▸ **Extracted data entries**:
* Begin *

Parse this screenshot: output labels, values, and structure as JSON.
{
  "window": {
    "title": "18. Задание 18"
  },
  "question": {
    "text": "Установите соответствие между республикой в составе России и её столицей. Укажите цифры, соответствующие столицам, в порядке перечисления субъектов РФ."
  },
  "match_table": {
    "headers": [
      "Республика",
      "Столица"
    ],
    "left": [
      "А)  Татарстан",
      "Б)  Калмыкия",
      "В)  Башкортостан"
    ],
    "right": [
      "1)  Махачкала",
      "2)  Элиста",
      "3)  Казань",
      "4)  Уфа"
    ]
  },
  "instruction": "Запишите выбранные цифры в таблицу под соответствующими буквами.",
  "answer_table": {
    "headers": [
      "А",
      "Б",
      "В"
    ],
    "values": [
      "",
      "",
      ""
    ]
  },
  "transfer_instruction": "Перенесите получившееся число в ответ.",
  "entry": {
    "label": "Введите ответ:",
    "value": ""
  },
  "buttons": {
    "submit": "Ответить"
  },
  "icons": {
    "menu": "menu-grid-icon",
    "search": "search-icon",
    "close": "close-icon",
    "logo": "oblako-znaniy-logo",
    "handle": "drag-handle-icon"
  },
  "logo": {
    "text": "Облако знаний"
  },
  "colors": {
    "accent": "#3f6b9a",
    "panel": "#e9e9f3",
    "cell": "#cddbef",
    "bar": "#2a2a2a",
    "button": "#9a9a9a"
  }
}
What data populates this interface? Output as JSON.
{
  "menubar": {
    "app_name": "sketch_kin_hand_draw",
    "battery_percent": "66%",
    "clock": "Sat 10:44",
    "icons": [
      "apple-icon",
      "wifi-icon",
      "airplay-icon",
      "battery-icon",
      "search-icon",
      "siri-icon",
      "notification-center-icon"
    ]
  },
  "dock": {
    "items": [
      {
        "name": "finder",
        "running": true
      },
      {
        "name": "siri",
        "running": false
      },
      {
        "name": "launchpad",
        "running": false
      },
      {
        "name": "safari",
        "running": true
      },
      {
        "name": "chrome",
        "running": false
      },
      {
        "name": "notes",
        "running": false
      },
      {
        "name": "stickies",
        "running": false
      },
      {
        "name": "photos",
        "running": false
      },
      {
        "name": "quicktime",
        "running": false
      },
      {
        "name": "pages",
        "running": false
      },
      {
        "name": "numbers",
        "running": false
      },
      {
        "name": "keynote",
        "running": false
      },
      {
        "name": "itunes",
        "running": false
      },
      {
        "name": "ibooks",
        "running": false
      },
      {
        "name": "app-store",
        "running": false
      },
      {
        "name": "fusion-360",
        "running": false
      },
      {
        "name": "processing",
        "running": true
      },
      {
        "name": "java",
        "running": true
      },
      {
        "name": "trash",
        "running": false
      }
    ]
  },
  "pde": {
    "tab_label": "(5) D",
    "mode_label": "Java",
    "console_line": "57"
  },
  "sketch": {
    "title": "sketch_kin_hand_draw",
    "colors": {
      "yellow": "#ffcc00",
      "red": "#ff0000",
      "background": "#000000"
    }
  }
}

* End *

▸ **What is needed**:
Transcribe every entry word for word.

▸ **Result for this exercise**:
Parse this screenshot: output labels, values, and structure as JSON.
{
  "window": {
    "title": "18. Задание 18"
  },
  "question": {
    "text": "Установите соответствие между республикой в составе России и её столицей. Укажите цифры, соответствующие столицам, в порядке перечисления субъектов РФ."
  },
  "match_table": {
    "headers": [
      "Республика",
      "Столица"
    ],
    "left": [
      "А)  Татарстан",
      "Б)  Калмыкия",
      "В)  Башкортостан"
    ],
    "right": [
      "1)  Махачкала",
      "2)  Элиста",
      "3)  Казань",
      "4)  Уфа"
    ]
  },
  "instruction": "Запишите выбранные цифры в таблицу под соответствующими буквами.",
  "answer_table": {
    "headers": [
      "А",
      "Б",
      "В"
    ],
    "values": [
      "",
      "",
      ""
    ]
  },
  "transfer_instruction": "Перенесите получившееся число в ответ.",
  "entry": {
    "label": "Введите ответ:",
    "value": ""
  },
  "buttons": {
    "submit": "Ответить"
  },
  "icons": {
    "menu": "menu-grid-icon",
    "search": "search-icon",
    "close": "close-icon",
    "logo": "oblako-znaniy-logo",
    "handle": "drag-handle-icon"
  },
  "logo": {
    "text": "Облако знаний"
  },
  "colors": {
    "accent": "#3f6b9a",
    "panel": "#e9e9f3",
    "cell": "#cddbef",
    "bar": "#2a2a2a",
    "button": "#9a9a9a"
  }
}
What data populates this interface? Output as JSON.
{
  "menubar": {
    "app_name": "sketch_kin_hand_draw",
    "battery_percent": "66%",
    "clock": "Sat 10:44",
    "icons": [
      "apple-icon",
      "wifi-icon",
      "airplay-icon",
      "battery-icon",
      "search-icon",
      "siri-icon",
      "notification-center-icon"
    ]
  },
  "dock": {
    "items": [
      {
        "name": "finder",
        "running": true
      },
      {
        "name": "siri",
        "running": false
      },
      {
        "name": "launchpad",
        "running": false
      },
      {
        "name": "safari",
        "running": true
      },
      {
        "name": "chrome",
        "running": false
      },
      {
        "name": "notes",
        "running": false
      },
      {
        "name": "stickies",
        "running": false
      },
      {
        "name": "photos",
        "running": false
      },
      {
        "name": "quicktime",
        "running": false
      },
      {
        "name": "pages",
        "running": false
      },
      {
        "name": "numbers",
        "running": false
      },
      {
        "name": "keynote",
        "running": false
      },
      {
        "name": "itunes",
        "running": false
      },
      {
        "name": "ibooks",
        "running": false
      },
      {
        "name": "app-store",
        "running": false
      },
      {
        "name": "fusion-360",
        "running": false
      },
      {
        "name": "processing",
        "running": true
      },
      {
        "name": "java",
        "running": true
      },
      {
        "name": "trash",
        "running": false
      }
    ]
  },
  "pde": {
    "tab_label": "(5) D",
    "mode_label": "Java",
    "console_line": "57"
  },
  "sketch": {
    "title": "sketch_kin_hand_draw",
    "colors": {
      "yellow": "#ffcc00",
      "red": "#ff0000",
      "background": "#000000"
    }
  }
}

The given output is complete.